## START Provided entries

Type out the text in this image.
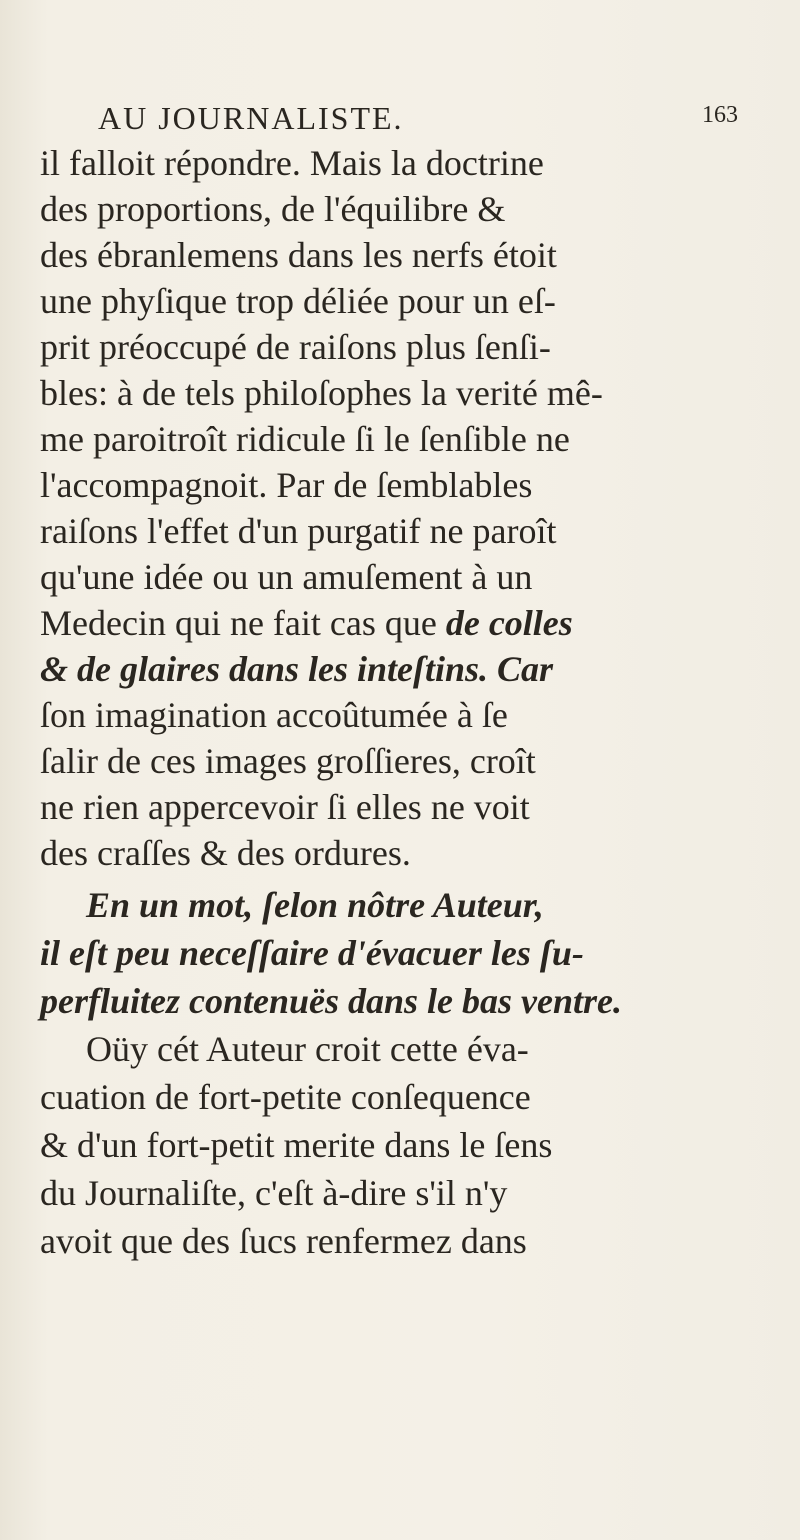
AU JOURNALISTE.	163
il falloit répondre. Mais la doctrine
des proportions, de l'équilibre &
des ébranlemens dans les nerfs étoit
une phyſique trop déliée pour un eſ-
prit préoccupé de raiſons plus ſenſi-
bles: à de tels philoſophes la verité mê-
me paroitroît ridicule ſi le ſenſible ne
l'accompagnoit. Par de ſemblables
raiſons l'effet d'un purgatif ne paroît
qu'une idée ou un amuſement à un
Medecin qui ne fait cas que de colles
& de glaires dans les inteſtins. Car
ſon imagination accoûtumée à ſe
ſalir de ces images groſſieres, croît
ne rien appercevoir ſi elles ne voit
des craſſes & des ordures.
En un mot, ſelon nôtre Auteur,
il eſt peu neceſſaire d'évacuer les ſu-
perfluitez contenuës dans le bas ventre.
Oüy cét Auteur croit cette éva-
cuation de fort-petite conſequence
& d'un fort-petit merite dans le ſens
du Journaliſte, c'eſt à-dire s'il n'y
avoit que des ſucs renfermez dans
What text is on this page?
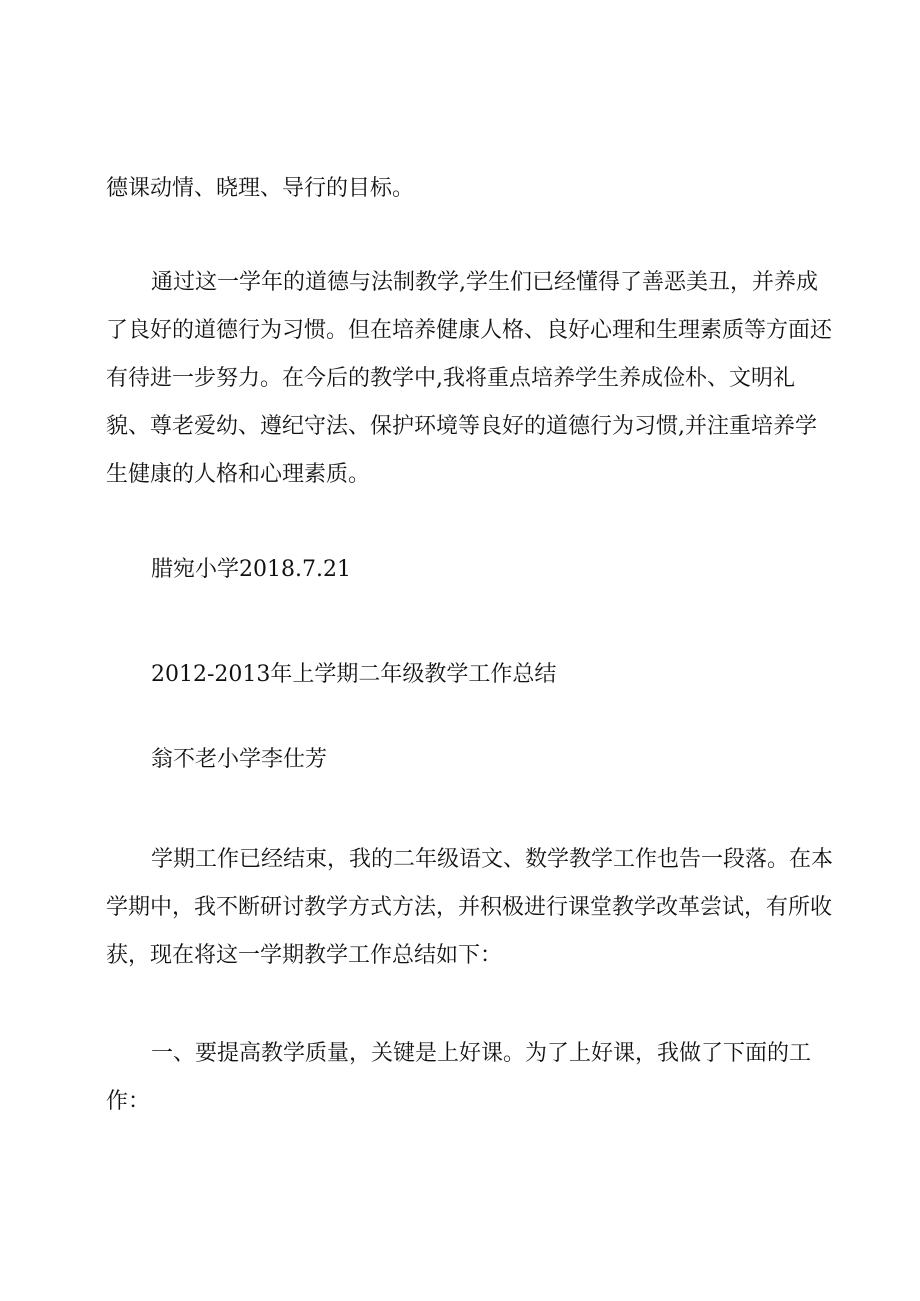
德课动情、晓理、导行的目标。

通过这一学年的道德与法制教学,学生们已经懂得了善恶美丑，并养成
了良好的道德行为习惯。但在培养健康人格、良好心理和生理素质等方面还
有待进一步努力。在今后的教学中,我将重点培养学生养成俭朴、文明礼
貌、尊老爱幼、遵纪守法、保护环境等良好的道德行为习惯,并注重培养学
生健康的人格和心理素质。

腊宛小学2018.7.21

2012-2013年上学期二年级教学工作总结

翁不老小学李仕芳

学期工作已经结束，我的二年级语文、数学教学工作也告一段落。在本
学期中，我不断研讨教学方式方法，并积极进行课堂教学改革尝试，有所收
获，现在将这一学期教学工作总结如下：

一、要提高教学质量，关键是上好课。为了上好课，我做了下面的工
作：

## END Provided entries

• **Problem to work on**
Identify and copy the lines holding the word "Auteur".

• **Worked answer**
En un mot, ſelon nôtre Auteur,
Oüy cét Auteur croit cette éva-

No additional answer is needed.